### TASK DESCRIPTION
Write out the whole listing again, exactly as given.

(Stored dataset items)
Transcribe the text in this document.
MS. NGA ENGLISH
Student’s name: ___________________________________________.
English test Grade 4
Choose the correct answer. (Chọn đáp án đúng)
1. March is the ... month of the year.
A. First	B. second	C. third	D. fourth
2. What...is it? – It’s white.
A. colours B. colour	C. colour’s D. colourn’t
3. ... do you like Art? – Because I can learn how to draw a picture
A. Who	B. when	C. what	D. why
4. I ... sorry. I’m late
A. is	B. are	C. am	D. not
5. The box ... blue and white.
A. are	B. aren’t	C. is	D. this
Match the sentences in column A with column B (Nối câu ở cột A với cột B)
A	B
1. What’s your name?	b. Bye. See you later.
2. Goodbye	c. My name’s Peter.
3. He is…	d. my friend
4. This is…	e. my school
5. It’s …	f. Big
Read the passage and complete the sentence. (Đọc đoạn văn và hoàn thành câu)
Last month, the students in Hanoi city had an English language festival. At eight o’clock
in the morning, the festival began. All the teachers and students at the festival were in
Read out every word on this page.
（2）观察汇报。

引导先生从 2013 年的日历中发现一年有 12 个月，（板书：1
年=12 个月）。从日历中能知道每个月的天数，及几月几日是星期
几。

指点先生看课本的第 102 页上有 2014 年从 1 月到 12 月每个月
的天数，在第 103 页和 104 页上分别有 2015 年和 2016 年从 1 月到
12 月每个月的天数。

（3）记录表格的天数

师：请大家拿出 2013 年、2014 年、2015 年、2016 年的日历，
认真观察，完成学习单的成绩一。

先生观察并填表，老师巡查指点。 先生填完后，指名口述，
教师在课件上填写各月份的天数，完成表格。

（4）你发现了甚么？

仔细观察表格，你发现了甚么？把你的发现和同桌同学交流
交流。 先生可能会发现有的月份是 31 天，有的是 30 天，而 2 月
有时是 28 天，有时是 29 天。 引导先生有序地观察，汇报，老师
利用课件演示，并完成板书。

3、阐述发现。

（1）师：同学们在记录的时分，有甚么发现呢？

### WRITTEN ANSWER
Transcribe the text in this document.
MS. NGA ENGLISH
Student’s name: ___________________________________________.
English test Grade 4
Choose the correct answer. (Chọn đáp án đúng)
1. March is the ... month of the year.
A. First	B. second	C. third	D. fourth
2. What...is it? – It’s white.
A. colours B. colour	C. colour’s D. colourn’t
3. ... do you like Art? – Because I can learn how to draw a picture
A. Who	B. when	C. what	D. why
4. I ... sorry. I’m late
A. is	B. are	C. am	D. not
5. The box ... blue and white.
A. are	B. aren’t	C. is	D. this
Match the sentences in column A with column B (Nối câu ở cột A với cột B)
A	B
1. What’s your name?	b. Bye. See you later.
2. Goodbye	c. My name’s Peter.
3. He is…	d. my friend
4. This is…	e. my school
5. It’s …	f. Big
Read the passage and complete the sentence. (Đọc đoạn văn và hoàn thành câu)
Last month, the students in Hanoi city had an English language festival. At eight o’clock
in the morning, the festival began. All the teachers and students at the festival were in
Read out every word on this page.
（2）观察汇报。

引导先生从 2013 年的日历中发现一年有 12 个月，（板书：1
年=12 个月）。从日历中能知道每个月的天数，及几月几日是星期
几。

指点先生看课本的第 102 页上有 2014 年从 1 月到 12 月每个月
的天数，在第 103 页和 104 页上分别有 2015 年和 2016 年从 1 月到
12 月每个月的天数。

（3）记录表格的天数

师：请大家拿出 2013 年、2014 年、2015 年、2016 年的日历，
认真观察，完成学习单的成绩一。

先生观察并填表，老师巡查指点。 先生填完后，指名口述，
教师在课件上填写各月份的天数，完成表格。

（4）你发现了甚么？

仔细观察表格，你发现了甚么？把你的发现和同桌同学交流
交流。 先生可能会发现有的月份是 31 天，有的是 30 天，而 2 月
有时是 28 天，有时是 29 天。 引导先生有序地观察，汇报，老师
利用课件演示，并完成板书。

3、阐述发现。

（1）师：同学们在记录的时分，有甚么发现呢？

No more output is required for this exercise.